Stored entries:
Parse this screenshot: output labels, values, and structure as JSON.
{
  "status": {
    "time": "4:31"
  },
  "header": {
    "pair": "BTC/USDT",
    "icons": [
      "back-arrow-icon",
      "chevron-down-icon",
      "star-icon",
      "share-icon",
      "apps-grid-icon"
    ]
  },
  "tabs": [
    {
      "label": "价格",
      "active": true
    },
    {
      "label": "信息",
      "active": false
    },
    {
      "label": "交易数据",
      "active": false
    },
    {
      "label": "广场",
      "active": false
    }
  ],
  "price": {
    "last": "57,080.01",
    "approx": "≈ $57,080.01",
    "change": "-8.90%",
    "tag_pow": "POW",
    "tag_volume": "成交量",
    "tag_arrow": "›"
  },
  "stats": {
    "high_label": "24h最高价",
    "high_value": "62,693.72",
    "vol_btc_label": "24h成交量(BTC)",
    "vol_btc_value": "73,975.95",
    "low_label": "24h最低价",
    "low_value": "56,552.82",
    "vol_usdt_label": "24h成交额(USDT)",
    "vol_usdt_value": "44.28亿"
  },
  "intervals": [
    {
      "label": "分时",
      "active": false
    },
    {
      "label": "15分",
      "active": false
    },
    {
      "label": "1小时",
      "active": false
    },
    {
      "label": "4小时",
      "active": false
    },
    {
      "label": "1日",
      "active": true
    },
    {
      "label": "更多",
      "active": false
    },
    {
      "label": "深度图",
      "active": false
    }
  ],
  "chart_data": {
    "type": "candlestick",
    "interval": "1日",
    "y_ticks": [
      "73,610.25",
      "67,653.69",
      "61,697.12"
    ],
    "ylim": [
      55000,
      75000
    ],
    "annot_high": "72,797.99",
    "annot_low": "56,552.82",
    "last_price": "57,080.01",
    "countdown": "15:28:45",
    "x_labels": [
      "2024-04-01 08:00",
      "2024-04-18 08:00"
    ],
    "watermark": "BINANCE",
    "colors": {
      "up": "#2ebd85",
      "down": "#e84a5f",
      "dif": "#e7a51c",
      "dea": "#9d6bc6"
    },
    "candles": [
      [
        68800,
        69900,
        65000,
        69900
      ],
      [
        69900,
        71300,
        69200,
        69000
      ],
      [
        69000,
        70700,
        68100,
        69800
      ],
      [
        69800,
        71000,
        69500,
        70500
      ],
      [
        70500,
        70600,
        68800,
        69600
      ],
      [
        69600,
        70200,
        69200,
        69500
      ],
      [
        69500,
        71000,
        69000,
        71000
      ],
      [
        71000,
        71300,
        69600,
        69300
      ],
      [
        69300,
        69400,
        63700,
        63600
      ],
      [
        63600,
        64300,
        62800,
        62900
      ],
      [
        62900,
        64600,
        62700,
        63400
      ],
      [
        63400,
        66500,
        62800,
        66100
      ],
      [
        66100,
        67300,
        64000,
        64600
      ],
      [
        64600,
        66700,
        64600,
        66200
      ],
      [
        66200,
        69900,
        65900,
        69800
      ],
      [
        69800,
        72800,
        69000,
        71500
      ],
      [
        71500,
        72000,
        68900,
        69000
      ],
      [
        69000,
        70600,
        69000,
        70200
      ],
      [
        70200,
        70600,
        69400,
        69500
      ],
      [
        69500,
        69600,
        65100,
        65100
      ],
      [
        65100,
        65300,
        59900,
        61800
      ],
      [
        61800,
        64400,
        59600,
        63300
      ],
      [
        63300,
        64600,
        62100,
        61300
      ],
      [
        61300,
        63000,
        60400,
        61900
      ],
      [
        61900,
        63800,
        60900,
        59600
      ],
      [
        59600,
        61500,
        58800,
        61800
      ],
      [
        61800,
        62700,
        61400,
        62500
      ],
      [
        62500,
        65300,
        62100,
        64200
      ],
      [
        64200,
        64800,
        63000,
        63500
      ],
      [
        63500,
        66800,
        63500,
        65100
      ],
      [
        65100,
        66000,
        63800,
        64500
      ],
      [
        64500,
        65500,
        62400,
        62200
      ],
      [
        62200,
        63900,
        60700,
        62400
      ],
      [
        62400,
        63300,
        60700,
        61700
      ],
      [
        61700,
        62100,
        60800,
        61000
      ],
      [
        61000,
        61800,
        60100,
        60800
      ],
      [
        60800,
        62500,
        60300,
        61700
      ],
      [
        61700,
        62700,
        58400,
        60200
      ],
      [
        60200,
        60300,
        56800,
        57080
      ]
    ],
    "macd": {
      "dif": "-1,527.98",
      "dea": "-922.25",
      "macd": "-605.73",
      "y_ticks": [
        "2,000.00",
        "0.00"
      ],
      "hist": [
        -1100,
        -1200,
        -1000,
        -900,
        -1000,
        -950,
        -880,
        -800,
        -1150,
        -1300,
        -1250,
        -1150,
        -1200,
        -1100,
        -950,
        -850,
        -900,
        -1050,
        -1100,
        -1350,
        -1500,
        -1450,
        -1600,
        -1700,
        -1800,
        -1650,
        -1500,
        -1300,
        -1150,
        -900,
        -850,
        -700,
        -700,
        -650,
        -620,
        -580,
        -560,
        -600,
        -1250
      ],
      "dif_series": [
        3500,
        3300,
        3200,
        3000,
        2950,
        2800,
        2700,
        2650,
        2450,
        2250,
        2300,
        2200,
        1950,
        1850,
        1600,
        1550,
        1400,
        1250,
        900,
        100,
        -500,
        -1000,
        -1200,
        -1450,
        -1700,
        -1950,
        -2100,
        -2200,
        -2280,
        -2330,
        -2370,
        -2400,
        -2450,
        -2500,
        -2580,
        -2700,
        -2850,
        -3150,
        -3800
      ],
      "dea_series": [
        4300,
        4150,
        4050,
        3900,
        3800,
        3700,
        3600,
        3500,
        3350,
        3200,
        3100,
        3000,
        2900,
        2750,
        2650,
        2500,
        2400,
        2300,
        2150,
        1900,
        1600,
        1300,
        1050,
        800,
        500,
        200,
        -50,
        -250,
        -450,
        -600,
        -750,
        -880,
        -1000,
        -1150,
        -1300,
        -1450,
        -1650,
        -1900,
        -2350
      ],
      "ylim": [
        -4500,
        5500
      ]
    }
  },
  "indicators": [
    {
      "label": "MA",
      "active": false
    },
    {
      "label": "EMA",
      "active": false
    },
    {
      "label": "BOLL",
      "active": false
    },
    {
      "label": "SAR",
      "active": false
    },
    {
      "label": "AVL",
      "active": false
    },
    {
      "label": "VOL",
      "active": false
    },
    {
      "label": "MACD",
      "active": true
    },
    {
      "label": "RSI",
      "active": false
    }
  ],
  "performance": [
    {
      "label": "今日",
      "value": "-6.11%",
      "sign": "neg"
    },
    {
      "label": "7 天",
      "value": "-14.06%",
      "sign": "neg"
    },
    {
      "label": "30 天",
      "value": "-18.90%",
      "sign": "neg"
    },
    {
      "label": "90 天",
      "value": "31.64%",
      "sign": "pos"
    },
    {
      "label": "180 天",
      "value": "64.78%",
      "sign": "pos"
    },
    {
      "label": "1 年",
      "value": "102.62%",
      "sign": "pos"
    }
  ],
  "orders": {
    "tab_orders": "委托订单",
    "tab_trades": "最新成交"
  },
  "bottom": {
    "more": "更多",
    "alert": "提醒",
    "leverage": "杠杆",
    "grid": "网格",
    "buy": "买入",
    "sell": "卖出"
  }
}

> **WRITTEN TASK**
Restate the data above word for word, please.

> **RESULT OF THE EXERCISE**
Parse this screenshot: output labels, values, and structure as JSON.
{
  "status": {
    "time": "4:31"
  },
  "header": {
    "pair": "BTC/USDT",
    "icons": [
      "back-arrow-icon",
      "chevron-down-icon",
      "star-icon",
      "share-icon",
      "apps-grid-icon"
    ]
  },
  "tabs": [
    {
      "label": "价格",
      "active": true
    },
    {
      "label": "信息",
      "active": false
    },
    {
      "label": "交易数据",
      "active": false
    },
    {
      "label": "广场",
      "active": false
    }
  ],
  "price": {
    "last": "57,080.01",
    "approx": "≈ $57,080.01",
    "change": "-8.90%",
    "tag_pow": "POW",
    "tag_volume": "成交量",
    "tag_arrow": "›"
  },
  "stats": {
    "high_label": "24h最高价",
    "high_value": "62,693.72",
    "vol_btc_label": "24h成交量(BTC)",
    "vol_btc_value": "73,975.95",
    "low_label": "24h最低价",
    "low_value": "56,552.82",
    "vol_usdt_label": "24h成交额(USDT)",
    "vol_usdt_value": "44.28亿"
  },
  "intervals": [
    {
      "label": "分时",
      "active": false
    },
    {
      "label": "15分",
      "active": false
    },
    {
      "label": "1小时",
      "active": false
    },
    {
      "label": "4小时",
      "active": false
    },
    {
      "label": "1日",
      "active": true
    },
    {
      "label": "更多",
      "active": false
    },
    {
      "label": "深度图",
      "active": false
    }
  ],
  "chart_data": {
    "type": "candlestick",
    "interval": "1日",
    "y_ticks": [
      "73,610.25",
      "67,653.69",
      "61,697.12"
    ],
    "ylim": [
      55000,
      75000
    ],
    "annot_high": "72,797.99",
    "annot_low": "56,552.82",
    "last_price": "57,080.01",
    "countdown": "15:28:45",
    "x_labels": [
      "2024-04-01 08:00",
      "2024-04-18 08:00"
    ],
    "watermark": "BINANCE",
    "colors": {
      "up": "#2ebd85",
      "down": "#e84a5f",
      "dif": "#e7a51c",
      "dea": "#9d6bc6"
    },
    "candles": [
      [
        68800,
        69900,
        65000,
        69900
      ],
      [
        69900,
        71300,
        69200,
        69000
      ],
      [
        69000,
        70700,
        68100,
        69800
      ],
      [
        69800,
        71000,
        69500,
        70500
      ],
      [
        70500,
        70600,
        68800,
        69600
      ],
      [
        69600,
        70200,
        69200,
        69500
      ],
      [
        69500,
        71000,
        69000,
        71000
      ],
      [
        71000,
        71300,
        69600,
        69300
      ],
      [
        69300,
        69400,
        63700,
        63600
      ],
      [
        63600,
        64300,
        62800,
        62900
      ],
      [
        62900,
        64600,
        62700,
        63400
      ],
      [
        63400,
        66500,
        62800,
        66100
      ],
      [
        66100,
        67300,
        64000,
        64600
      ],
      [
        64600,
        66700,
        64600,
        66200
      ],
      [
        66200,
        69900,
        65900,
        69800
      ],
      [
        69800,
        72800,
        69000,
        71500
      ],
      [
        71500,
        72000,
        68900,
        69000
      ],
      [
        69000,
        70600,
        69000,
        70200
      ],
      [
        70200,
        70600,
        69400,
        69500
      ],
      [
        69500,
        69600,
        65100,
        65100
      ],
      [
        65100,
        65300,
        59900,
        61800
      ],
      [
        61800,
        64400,
        59600,
        63300
      ],
      [
        63300,
        64600,
        62100,
        61300
      ],
      [
        61300,
        63000,
        60400,
        61900
      ],
      [
        61900,
        63800,
        60900,
        59600
      ],
      [
        59600,
        61500,
        58800,
        61800
      ],
      [
        61800,
        62700,
        61400,
        62500
      ],
      [
        62500,
        65300,
        62100,
        64200
      ],
      [
        64200,
        64800,
        63000,
        63500
      ],
      [
        63500,
        66800,
        63500,
        65100
      ],
      [
        65100,
        66000,
        63800,
        64500
      ],
      [
        64500,
        65500,
        62400,
        62200
      ],
      [
        62200,
        63900,
        60700,
        62400
      ],
      [
        62400,
        63300,
        60700,
        61700
      ],
      [
        61700,
        62100,
        60800,
        61000
      ],
      [
        61000,
        61800,
        60100,
        60800
      ],
      [
        60800,
        62500,
        60300,
        61700
      ],
      [
        61700,
        62700,
        58400,
        60200
      ],
      [
        60200,
        60300,
        56800,
        57080
      ]
    ],
    "macd": {
      "dif": "-1,527.98",
      "dea": "-922.25",
      "macd": "-605.73",
      "y_ticks": [
        "2,000.00",
        "0.00"
      ],
      "hist": [
        -1100,
        -1200,
        -1000,
        -900,
        -1000,
        -950,
        -880,
        -800,
        -1150,
        -1300,
        -1250,
        -1150,
        -1200,
        -1100,
        -950,
        -850,
        -900,
        -1050,
        -1100,
        -1350,
        -1500,
        -1450,
        -1600,
        -1700,
        -1800,
        -1650,
        -1500,
        -1300,
        -1150,
        -900,
        -850,
        -700,
        -700,
        -650,
        -620,
        -580,
        -560,
        -600,
        -1250
      ],
      "dif_series": [
        3500,
        3300,
        3200,
        3000,
        2950,
        2800,
        2700,
        2650,
        2450,
        2250,
        2300,
        2200,
        1950,
        1850,
        1600,
        1550,
        1400,
        1250,
        900,
        100,
        -500,
        -1000,
        -1200,
        -1450,
        -1700,
        -1950,
        -2100,
        -2200,
        -2280,
        -2330,
        -2370,
        -2400,
        -2450,
        -2500,
        -2580,
        -2700,
        -2850,
        -3150,
        -3800
      ],
      "dea_series": [
        4300,
        4150,
        4050,
        3900,
        3800,
        3700,
        3600,
        3500,
        3350,
        3200,
        3100,
        3000,
        2900,
        2750,
        2650,
        2500,
        2400,
        2300,
        2150,
        1900,
        1600,
        1300,
        1050,
        800,
        500,
        200,
        -50,
        -250,
        -450,
        -600,
        -750,
        -880,
        -1000,
        -1150,
        -1300,
        -1450,
        -1650,
        -1900,
        -2350
      ],
      "ylim": [
        -4500,
        5500
      ]
    }
  },
  "indicators": [
    {
      "label": "MA",
      "active": false
    },
    {
      "label": "EMA",
      "active": false
    },
    {
      "label": "BOLL",
      "active": false
    },
    {
      "label": "SAR",
      "active": false
    },
    {
      "label": "AVL",
      "active": false
    },
    {
      "label": "VOL",
      "active": false
    },
    {
      "label": "MACD",
      "active": true
    },
    {
      "label": "RSI",
      "active": false
    }
  ],
  "performance": [
    {
      "label": "今日",
      "value": "-6.11%",
      "sign": "neg"
    },
    {
      "label": "7 天",
      "value": "-14.06%",
      "sign": "neg"
    },
    {
      "label": "30 天",
      "value": "-18.90%",
      "sign": "neg"
    },
    {
      "label": "90 天",
      "value": "31.64%",
      "sign": "pos"
    },
    {
      "label": "180 天",
      "value": "64.78%",
      "sign": "pos"
    },
    {
      "label": "1 年",
      "value": "102.62%",
      "sign": "pos"
    }
  ],
  "orders": {
    "tab_orders": "委托订单",
    "tab_trades": "最新成交"
  },
  "bottom": {
    "more": "更多",
    "alert": "提醒",
    "leverage": "杠杆",
    "grid": "网格",
    "buy": "买入",
    "sell": "卖出"
  }
}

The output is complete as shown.